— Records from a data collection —
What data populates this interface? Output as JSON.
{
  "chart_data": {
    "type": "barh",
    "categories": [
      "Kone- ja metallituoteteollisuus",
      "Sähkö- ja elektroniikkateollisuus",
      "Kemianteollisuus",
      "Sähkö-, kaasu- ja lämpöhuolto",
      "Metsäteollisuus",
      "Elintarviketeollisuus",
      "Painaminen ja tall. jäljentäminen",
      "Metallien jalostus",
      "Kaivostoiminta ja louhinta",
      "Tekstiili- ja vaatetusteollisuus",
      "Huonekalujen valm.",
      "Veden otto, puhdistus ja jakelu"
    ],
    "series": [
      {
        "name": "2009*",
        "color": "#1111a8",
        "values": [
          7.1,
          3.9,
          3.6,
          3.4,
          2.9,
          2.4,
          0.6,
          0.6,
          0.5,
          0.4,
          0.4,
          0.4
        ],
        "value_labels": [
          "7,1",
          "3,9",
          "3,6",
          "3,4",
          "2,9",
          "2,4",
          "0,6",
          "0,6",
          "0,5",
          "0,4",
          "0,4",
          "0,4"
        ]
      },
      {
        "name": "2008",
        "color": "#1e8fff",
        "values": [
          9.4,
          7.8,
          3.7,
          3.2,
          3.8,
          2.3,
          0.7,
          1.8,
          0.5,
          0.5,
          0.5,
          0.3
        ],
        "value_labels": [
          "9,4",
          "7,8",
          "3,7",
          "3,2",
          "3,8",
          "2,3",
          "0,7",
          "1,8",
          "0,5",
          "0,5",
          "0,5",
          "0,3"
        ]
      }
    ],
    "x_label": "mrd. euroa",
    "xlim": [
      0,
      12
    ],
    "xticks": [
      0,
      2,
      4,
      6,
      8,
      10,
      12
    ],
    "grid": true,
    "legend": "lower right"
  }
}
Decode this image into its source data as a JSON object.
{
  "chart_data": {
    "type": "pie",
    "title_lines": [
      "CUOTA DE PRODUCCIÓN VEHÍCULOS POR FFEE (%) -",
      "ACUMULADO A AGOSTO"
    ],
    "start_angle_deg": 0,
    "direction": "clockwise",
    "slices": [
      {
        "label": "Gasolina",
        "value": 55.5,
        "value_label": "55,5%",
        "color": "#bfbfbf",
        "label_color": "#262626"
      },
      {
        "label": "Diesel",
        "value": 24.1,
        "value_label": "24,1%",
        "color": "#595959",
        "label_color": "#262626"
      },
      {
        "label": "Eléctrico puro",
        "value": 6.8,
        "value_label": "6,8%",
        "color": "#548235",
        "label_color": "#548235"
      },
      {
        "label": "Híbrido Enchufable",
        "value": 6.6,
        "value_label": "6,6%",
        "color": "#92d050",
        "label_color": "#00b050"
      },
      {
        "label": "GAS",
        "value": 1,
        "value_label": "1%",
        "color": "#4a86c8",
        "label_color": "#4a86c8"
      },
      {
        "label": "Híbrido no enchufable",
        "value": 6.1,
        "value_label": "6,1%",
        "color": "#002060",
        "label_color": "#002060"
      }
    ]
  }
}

— What to produce —
Copy, character for character, the lines from the line that holds "Decode this image" through the final line of the records above.

— Answer to this exercise —
Decode this image into its source data as a JSON object.
{
  "chart_data": {
    "type": "pie",
    "title_lines": [
      "CUOTA DE PRODUCCIÓN VEHÍCULOS POR FFEE (%) -",
      "ACUMULADO A AGOSTO"
    ],
    "start_angle_deg": 0,
    "direction": "clockwise",
    "slices": [
      {
        "label": "Gasolina",
        "value": 55.5,
        "value_label": "55,5%",
        "color": "#bfbfbf",
        "label_color": "#262626"
      },
      {
        "label": "Diesel",
        "value": 24.1,
        "value_label": "24,1%",
        "color": "#595959",
        "label_color": "#262626"
      },
      {
        "label": "Eléctrico puro",
        "value": 6.8,
        "value_label": "6,8%",
        "color": "#548235",
        "label_color": "#548235"
      },
      {
        "label": "Híbrido Enchufable",
        "value": 6.6,
        "value_label": "6,6%",
        "color": "#92d050",
        "label_color": "#00b050"
      },
      {
        "label": "GAS",
        "value": 1,
        "value_label": "1%",
        "color": "#4a86c8",
        "label_color": "#4a86c8"
      },
      {
        "label": "Híbrido no enchufable",
        "value": 6.1,
        "value_label": "6,1%",
        "color": "#002060",
        "label_color": "#002060"
      }
    ]
  }
}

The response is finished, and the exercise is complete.